### Description of the task
Pick out the lines below with "name" and list them.

● ● ● ● ● ● ●

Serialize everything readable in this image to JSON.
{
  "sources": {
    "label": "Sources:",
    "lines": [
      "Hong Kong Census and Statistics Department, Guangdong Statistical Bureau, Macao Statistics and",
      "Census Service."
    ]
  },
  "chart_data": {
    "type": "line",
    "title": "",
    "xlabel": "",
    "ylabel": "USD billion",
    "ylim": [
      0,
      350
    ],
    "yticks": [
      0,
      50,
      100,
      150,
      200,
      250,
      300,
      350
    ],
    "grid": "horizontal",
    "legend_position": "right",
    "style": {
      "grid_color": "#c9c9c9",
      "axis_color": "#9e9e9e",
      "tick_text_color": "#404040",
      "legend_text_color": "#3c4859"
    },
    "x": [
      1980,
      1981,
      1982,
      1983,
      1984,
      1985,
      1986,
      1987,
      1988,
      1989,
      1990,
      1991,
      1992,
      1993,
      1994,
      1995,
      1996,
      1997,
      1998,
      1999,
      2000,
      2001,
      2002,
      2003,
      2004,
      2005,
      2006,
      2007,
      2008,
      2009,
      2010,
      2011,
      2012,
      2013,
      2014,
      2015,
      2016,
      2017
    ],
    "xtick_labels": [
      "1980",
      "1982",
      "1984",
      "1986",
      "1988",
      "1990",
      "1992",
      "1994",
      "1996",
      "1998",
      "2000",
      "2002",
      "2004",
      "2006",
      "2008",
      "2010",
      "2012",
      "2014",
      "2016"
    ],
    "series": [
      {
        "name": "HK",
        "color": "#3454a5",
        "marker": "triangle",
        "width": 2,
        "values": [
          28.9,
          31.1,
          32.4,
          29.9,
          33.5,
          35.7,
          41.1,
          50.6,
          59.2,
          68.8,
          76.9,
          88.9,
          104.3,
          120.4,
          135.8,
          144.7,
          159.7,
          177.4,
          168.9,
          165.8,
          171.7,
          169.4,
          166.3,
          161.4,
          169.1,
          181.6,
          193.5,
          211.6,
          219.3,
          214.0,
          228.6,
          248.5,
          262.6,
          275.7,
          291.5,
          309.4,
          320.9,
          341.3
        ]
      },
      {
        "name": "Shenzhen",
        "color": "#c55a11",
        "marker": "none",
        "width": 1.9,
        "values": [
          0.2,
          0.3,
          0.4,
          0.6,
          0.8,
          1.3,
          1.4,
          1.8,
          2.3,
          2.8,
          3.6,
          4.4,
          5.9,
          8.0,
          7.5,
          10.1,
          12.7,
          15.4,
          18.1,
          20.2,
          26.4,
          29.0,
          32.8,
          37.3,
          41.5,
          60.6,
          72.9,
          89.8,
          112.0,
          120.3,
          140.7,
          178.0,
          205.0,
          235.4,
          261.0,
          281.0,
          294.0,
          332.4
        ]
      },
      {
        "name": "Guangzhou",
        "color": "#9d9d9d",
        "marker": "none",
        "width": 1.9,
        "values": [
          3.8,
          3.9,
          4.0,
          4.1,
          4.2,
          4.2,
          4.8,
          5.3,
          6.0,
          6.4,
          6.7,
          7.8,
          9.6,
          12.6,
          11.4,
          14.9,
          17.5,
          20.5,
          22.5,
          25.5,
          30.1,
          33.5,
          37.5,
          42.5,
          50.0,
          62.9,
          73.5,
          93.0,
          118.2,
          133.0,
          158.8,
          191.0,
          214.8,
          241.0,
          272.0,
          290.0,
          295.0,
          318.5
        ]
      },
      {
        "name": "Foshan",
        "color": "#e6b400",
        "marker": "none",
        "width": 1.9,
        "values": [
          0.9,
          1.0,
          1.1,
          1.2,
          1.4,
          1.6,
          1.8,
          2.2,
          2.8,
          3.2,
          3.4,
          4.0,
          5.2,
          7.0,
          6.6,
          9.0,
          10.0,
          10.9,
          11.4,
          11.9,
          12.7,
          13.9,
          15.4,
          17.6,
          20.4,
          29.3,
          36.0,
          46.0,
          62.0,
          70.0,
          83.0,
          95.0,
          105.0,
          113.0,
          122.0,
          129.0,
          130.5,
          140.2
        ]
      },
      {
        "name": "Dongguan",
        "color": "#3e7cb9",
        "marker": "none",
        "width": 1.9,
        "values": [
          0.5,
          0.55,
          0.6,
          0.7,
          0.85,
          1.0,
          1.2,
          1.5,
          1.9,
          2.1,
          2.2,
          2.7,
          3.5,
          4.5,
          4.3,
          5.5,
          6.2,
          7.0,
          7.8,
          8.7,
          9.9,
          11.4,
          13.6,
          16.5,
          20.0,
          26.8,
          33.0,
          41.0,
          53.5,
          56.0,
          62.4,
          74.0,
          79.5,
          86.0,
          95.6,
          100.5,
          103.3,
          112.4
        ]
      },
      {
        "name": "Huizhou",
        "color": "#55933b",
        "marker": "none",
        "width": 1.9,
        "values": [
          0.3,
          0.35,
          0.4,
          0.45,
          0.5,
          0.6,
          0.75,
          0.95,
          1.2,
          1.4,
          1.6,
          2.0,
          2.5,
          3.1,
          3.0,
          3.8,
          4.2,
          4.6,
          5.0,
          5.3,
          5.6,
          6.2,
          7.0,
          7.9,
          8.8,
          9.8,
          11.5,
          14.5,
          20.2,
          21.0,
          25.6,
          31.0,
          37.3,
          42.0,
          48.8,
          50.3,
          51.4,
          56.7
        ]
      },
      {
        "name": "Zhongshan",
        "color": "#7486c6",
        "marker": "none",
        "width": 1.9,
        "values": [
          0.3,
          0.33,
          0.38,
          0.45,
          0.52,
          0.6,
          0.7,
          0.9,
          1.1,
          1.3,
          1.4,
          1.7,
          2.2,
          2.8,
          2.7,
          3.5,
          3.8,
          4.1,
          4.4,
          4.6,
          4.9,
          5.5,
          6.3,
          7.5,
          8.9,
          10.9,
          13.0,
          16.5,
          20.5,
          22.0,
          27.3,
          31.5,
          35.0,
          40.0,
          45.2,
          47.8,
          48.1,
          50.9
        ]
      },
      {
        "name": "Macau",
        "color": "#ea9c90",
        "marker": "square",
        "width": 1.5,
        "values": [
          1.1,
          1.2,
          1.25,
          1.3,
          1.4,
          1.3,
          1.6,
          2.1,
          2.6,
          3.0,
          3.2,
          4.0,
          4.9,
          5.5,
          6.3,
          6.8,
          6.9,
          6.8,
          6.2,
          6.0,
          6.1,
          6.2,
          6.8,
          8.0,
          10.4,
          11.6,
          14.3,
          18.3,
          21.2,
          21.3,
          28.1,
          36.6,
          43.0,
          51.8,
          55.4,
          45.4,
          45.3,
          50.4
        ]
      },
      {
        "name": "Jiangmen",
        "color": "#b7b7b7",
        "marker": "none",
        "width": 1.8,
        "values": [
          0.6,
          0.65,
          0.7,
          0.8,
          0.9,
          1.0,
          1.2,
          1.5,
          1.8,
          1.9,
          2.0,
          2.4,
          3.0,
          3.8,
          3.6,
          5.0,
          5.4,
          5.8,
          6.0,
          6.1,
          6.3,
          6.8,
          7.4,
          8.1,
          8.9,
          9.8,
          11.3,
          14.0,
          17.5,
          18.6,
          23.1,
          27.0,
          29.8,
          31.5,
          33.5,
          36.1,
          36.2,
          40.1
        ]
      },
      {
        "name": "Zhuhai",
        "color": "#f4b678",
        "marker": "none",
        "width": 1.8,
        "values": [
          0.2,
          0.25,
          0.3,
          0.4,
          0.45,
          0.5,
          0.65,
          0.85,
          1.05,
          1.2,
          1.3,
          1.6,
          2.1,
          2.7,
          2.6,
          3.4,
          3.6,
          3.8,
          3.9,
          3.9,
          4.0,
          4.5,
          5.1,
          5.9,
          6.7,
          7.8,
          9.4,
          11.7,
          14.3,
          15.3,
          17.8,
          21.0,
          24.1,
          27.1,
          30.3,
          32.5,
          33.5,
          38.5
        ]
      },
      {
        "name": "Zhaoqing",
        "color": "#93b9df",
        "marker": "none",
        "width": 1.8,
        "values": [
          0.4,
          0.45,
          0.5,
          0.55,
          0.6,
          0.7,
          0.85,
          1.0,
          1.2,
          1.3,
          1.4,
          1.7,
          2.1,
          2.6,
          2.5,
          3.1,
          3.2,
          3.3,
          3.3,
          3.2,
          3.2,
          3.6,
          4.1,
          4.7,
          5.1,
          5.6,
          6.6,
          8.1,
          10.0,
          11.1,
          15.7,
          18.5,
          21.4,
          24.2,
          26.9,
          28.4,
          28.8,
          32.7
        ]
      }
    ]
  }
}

● ● ● ● ● ● ●

### Output of the exercise
        "name": "HK",
        "name": "Shenzhen",
        "name": "Guangzhou",
        "name": "Foshan",
        "name": "Dongguan",
        "name": "Huizhou",
        "name": "Zhongshan",
        "name": "Macau",
        "name": "Jiangmen",
        "name": "Zhuhai",
        "name": "Zhaoqing",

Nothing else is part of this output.